**What to do:** Everything in the listing should be restated word for word.

(Collected data entries)
┄┄┄┄┄┄┄┄┄┄┄┄┄┄┄┄┄┄┄┄
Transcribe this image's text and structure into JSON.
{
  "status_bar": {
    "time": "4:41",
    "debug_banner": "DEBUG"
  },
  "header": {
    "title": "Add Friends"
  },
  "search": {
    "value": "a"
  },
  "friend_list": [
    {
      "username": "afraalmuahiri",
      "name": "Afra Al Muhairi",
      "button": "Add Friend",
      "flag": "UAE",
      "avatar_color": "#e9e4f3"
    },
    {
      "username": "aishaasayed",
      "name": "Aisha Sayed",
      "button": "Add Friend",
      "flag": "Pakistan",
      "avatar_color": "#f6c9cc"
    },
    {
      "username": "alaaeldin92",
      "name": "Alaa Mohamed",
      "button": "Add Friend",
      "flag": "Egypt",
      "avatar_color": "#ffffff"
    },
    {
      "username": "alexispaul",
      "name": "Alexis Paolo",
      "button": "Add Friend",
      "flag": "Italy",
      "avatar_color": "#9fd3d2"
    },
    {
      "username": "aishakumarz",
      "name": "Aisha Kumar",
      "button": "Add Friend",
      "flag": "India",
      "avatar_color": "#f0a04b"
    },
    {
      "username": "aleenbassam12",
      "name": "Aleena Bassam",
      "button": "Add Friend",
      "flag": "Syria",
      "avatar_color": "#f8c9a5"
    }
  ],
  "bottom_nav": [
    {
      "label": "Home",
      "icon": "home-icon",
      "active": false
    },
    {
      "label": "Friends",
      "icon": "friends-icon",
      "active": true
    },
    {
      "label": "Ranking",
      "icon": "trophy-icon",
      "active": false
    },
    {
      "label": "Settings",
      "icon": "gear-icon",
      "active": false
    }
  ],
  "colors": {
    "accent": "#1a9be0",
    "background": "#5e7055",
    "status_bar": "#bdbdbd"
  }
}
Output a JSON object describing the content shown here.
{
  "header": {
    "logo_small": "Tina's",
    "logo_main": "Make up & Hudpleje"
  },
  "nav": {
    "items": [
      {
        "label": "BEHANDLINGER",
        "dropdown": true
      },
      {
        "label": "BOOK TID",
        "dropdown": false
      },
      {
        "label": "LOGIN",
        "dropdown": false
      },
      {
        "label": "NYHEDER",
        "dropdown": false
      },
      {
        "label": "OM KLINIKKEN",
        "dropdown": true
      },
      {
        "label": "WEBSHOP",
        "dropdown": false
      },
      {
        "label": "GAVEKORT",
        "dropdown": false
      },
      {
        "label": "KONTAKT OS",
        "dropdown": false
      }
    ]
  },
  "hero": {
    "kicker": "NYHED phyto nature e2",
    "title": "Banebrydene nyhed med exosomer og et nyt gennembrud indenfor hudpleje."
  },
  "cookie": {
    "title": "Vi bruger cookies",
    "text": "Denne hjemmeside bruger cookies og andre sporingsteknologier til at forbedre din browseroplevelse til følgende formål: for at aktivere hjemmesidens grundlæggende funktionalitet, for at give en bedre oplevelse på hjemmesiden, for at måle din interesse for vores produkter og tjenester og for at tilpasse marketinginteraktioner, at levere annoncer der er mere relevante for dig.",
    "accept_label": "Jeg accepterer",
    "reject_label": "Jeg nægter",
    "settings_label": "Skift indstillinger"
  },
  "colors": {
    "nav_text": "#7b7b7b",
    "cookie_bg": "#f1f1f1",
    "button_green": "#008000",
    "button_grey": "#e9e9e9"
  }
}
┄┄┄┄┄┄┄┄┄┄┄┄┄┄┄┄┄┄┄┄
**Solved problem:**
Transcribe this image's text and structure into JSON.
{
  "status_bar": {
    "time": "4:41",
    "debug_banner": "DEBUG"
  },
  "header": {
    "title": "Add Friends"
  },
  "search": {
    "value": "a"
  },
  "friend_list": [
    {
      "username": "afraalmuahiri",
      "name": "Afra Al Muhairi",
      "button": "Add Friend",
      "flag": "UAE",
      "avatar_color": "#e9e4f3"
    },
    {
      "username": "aishaasayed",
      "name": "Aisha Sayed",
      "button": "Add Friend",
      "flag": "Pakistan",
      "avatar_color": "#f6c9cc"
    },
    {
      "username": "alaaeldin92",
      "name": "Alaa Mohamed",
      "button": "Add Friend",
      "flag": "Egypt",
      "avatar_color": "#ffffff"
    },
    {
      "username": "alexispaul",
      "name": "Alexis Paolo",
      "button": "Add Friend",
      "flag": "Italy",
      "avatar_color": "#9fd3d2"
    },
    {
      "username": "aishakumarz",
      "name": "Aisha Kumar",
      "button": "Add Friend",
      "flag": "India",
      "avatar_color": "#f0a04b"
    },
    {
      "username": "aleenbassam12",
      "name": "Aleena Bassam",
      "button": "Add Friend",
      "flag": "Syria",
      "avatar_color": "#f8c9a5"
    }
  ],
  "bottom_nav": [
    {
      "label": "Home",
      "icon": "home-icon",
      "active": false
    },
    {
      "label": "Friends",
      "icon": "friends-icon",
      "active": true
    },
    {
      "label": "Ranking",
      "icon": "trophy-icon",
      "active": false
    },
    {
      "label": "Settings",
      "icon": "gear-icon",
      "active": false
    }
  ],
  "colors": {
    "accent": "#1a9be0",
    "background": "#5e7055",
    "status_bar": "#bdbdbd"
  }
}
Output a JSON object describing the content shown here.
{
  "header": {
    "logo_small": "Tina's",
    "logo_main": "Make up & Hudpleje"
  },
  "nav": {
    "items": [
      {
        "label": "BEHANDLINGER",
        "dropdown": true
      },
      {
        "label": "BOOK TID",
        "dropdown": false
      },
      {
        "label": "LOGIN",
        "dropdown": false
      },
      {
        "label": "NYHEDER",
        "dropdown": false
      },
      {
        "label": "OM KLINIKKEN",
        "dropdown": true
      },
      {
        "label": "WEBSHOP",
        "dropdown": false
      },
      {
        "label": "GAVEKORT",
        "dropdown": false
      },
      {
        "label": "KONTAKT OS",
        "dropdown": false
      }
    ]
  },
  "hero": {
    "kicker": "NYHED phyto nature e2",
    "title": "Banebrydene nyhed med exosomer og et nyt gennembrud indenfor hudpleje."
  },
  "cookie": {
    "title": "Vi bruger cookies",
    "text": "Denne hjemmeside bruger cookies og andre sporingsteknologier til at forbedre din browseroplevelse til følgende formål: for at aktivere hjemmesidens grundlæggende funktionalitet, for at give en bedre oplevelse på hjemmesiden, for at måle din interesse for vores produkter og tjenester og for at tilpasse marketinginteraktioner, at levere annoncer der er mere relevante for dig.",
    "accept_label": "Jeg accepterer",
    "reject_label": "Jeg nægter",
    "settings_label": "Skift indstillinger"
  },
  "colors": {
    "nav_text": "#7b7b7b",
    "cookie_bg": "#f1f1f1",
    "button_green": "#008000",
    "button_grey": "#e9e9e9"
  }
}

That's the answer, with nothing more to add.